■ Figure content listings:
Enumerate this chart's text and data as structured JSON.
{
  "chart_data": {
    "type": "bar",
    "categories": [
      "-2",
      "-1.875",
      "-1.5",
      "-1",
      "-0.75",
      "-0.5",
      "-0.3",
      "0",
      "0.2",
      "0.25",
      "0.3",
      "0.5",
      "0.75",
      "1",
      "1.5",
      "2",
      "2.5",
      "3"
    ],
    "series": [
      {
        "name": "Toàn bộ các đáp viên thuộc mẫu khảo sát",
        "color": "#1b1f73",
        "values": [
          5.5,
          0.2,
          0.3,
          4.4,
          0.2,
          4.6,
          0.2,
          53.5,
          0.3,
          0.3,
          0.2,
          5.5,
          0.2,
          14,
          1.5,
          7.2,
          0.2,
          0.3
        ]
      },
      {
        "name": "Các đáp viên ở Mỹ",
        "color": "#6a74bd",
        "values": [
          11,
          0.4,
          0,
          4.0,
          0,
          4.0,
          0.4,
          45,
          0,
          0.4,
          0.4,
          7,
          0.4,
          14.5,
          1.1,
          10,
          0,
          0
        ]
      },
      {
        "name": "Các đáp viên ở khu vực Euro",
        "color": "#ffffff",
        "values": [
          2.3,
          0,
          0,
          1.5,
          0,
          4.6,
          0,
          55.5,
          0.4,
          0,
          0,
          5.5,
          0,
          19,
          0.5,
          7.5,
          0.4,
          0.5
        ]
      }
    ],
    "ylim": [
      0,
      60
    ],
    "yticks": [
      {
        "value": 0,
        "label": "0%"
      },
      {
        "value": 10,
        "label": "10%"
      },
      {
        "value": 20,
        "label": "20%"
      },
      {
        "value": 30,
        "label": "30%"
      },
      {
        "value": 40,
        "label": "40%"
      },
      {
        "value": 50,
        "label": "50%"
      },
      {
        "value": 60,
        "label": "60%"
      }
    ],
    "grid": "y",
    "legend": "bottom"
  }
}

■ AIM OF THE EXERCISE: Look for the word "label" in every line of the listing and copy the lines that have it.

■ SOLUTION FOR THIS EXERCISE:
        "label": "0%"
        "label": "10%"
        "label": "20%"
        "label": "30%"
        "label": "40%"
        "label": "50%"
        "label": "60%"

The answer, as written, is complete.